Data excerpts
- - - - -
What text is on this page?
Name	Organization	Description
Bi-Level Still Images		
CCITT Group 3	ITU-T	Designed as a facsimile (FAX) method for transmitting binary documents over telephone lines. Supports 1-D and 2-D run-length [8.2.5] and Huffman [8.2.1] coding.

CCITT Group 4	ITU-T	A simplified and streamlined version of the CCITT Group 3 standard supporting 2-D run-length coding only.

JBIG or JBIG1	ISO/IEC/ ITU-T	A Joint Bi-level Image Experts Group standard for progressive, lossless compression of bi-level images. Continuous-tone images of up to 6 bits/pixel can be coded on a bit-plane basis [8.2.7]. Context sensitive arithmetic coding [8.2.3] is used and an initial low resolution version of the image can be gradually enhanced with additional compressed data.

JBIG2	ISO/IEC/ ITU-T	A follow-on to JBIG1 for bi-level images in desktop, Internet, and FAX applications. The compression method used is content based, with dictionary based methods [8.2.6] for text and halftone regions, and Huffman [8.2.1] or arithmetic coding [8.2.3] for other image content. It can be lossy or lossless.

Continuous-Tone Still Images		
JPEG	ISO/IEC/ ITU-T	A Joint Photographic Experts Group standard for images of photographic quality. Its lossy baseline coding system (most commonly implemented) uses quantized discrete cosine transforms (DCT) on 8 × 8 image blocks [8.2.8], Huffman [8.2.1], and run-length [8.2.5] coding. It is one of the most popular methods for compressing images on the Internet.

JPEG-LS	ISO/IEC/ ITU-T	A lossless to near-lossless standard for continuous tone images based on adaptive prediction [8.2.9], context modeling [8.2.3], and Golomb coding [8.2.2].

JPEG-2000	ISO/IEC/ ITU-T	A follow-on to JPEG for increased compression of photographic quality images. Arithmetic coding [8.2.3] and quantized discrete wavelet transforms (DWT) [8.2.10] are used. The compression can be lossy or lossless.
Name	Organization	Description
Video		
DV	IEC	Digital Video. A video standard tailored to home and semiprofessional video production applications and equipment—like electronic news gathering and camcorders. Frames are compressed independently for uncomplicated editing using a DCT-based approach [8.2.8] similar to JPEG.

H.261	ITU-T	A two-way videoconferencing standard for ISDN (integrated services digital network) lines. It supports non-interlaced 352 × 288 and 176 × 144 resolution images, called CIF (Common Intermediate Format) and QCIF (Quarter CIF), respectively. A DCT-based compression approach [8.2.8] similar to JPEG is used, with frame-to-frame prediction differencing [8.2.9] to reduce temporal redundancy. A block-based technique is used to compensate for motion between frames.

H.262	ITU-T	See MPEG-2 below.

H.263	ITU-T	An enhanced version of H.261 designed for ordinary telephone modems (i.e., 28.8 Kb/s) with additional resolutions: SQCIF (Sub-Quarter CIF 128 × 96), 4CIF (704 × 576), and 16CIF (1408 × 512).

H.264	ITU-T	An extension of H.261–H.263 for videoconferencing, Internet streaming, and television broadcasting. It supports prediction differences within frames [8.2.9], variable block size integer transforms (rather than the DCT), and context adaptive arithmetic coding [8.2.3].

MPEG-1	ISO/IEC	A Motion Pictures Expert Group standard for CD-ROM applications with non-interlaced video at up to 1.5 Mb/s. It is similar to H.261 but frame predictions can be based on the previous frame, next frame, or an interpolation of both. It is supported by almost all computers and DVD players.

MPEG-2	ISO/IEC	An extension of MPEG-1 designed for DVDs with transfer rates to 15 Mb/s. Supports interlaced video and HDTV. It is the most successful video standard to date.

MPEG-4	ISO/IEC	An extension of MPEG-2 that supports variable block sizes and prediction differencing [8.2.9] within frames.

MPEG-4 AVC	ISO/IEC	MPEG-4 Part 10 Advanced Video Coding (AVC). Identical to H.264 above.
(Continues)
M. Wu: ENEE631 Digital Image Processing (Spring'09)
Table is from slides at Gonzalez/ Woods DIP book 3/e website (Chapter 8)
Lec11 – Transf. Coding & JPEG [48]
- - - - -
_PROBLEM REQUIREMENTS_: Using the entries above, please restate each one word for word.

_REPLY_:
What text is on this page?
Name	Organization	Description
Bi-Level Still Images		
CCITT Group 3	ITU-T	Designed as a facsimile (FAX) method for transmitting binary documents over telephone lines. Supports 1-D and 2-D run-length [8.2.5] and Huffman [8.2.1] coding.

CCITT Group 4	ITU-T	A simplified and streamlined version of the CCITT Group 3 standard supporting 2-D run-length coding only.

JBIG or JBIG1	ISO/IEC/ ITU-T	A Joint Bi-level Image Experts Group standard for progressive, lossless compression of bi-level images. Continuous-tone images of up to 6 bits/pixel can be coded on a bit-plane basis [8.2.7]. Context sensitive arithmetic coding [8.2.3] is used and an initial low resolution version of the image can be gradually enhanced with additional compressed data.

JBIG2	ISO/IEC/ ITU-T	A follow-on to JBIG1 for bi-level images in desktop, Internet, and FAX applications. The compression method used is content based, with dictionary based methods [8.2.6] for text and halftone regions, and Huffman [8.2.1] or arithmetic coding [8.2.3] for other image content. It can be lossy or lossless.

Continuous-Tone Still Images		
JPEG	ISO/IEC/ ITU-T	A Joint Photographic Experts Group standard for images of photographic quality. Its lossy baseline coding system (most commonly implemented) uses quantized discrete cosine transforms (DCT) on 8 × 8 image blocks [8.2.8], Huffman [8.2.1], and run-length [8.2.5] coding. It is one of the most popular methods for compressing images on the Internet.

JPEG-LS	ISO/IEC/ ITU-T	A lossless to near-lossless standard for continuous tone images based on adaptive prediction [8.2.9], context modeling [8.2.3], and Golomb coding [8.2.2].

JPEG-2000	ISO/IEC/ ITU-T	A follow-on to JPEG for increased compression of photographic quality images. Arithmetic coding [8.2.3] and quantized discrete wavelet transforms (DWT) [8.2.10] are used. The compression can be lossy or lossless.
Name	Organization	Description
Video		
DV	IEC	Digital Video. A video standard tailored to home and semiprofessional video production applications and equipment—like electronic news gathering and camcorders. Frames are compressed independently for uncomplicated editing using a DCT-based approach [8.2.8] similar to JPEG.

H.261	ITU-T	A two-way videoconferencing standard for ISDN (integrated services digital network) lines. It supports non-interlaced 352 × 288 and 176 × 144 resolution images, called CIF (Common Intermediate Format) and QCIF (Quarter CIF), respectively. A DCT-based compression approach [8.2.8] similar to JPEG is used, with frame-to-frame prediction differencing [8.2.9] to reduce temporal redundancy. A block-based technique is used to compensate for motion between frames.

H.262	ITU-T	See MPEG-2 below.

H.263	ITU-T	An enhanced version of H.261 designed for ordinary telephone modems (i.e., 28.8 Kb/s) with additional resolutions: SQCIF (Sub-Quarter CIF 128 × 96), 4CIF (704 × 576), and 16CIF (1408 × 512).

H.264	ITU-T	An extension of H.261–H.263 for videoconferencing, Internet streaming, and television broadcasting. It supports prediction differences within frames [8.2.9], variable block size integer transforms (rather than the DCT), and context adaptive arithmetic coding [8.2.3].

MPEG-1	ISO/IEC	A Motion Pictures Expert Group standard for CD-ROM applications with non-interlaced video at up to 1.5 Mb/s. It is similar to H.261 but frame predictions can be based on the previous frame, next frame, or an interpolation of both. It is supported by almost all computers and DVD players.

MPEG-2	ISO/IEC	An extension of MPEG-1 designed for DVDs with transfer rates to 15 Mb/s. Supports interlaced video and HDTV. It is the most successful video standard to date.

MPEG-4	ISO/IEC	An extension of MPEG-2 that supports variable block sizes and prediction differencing [8.2.9] within frames.

MPEG-4 AVC	ISO/IEC	MPEG-4 Part 10 Advanced Video Coding (AVC). Identical to H.264 above.
(Continues)
M. Wu: ENEE631 Digital Image Processing (Spring'09)
Table is from slides at Gonzalez/ Woods DIP book 3/e website (Chapter 8)
Lec11 – Transf. Coding & JPEG [48]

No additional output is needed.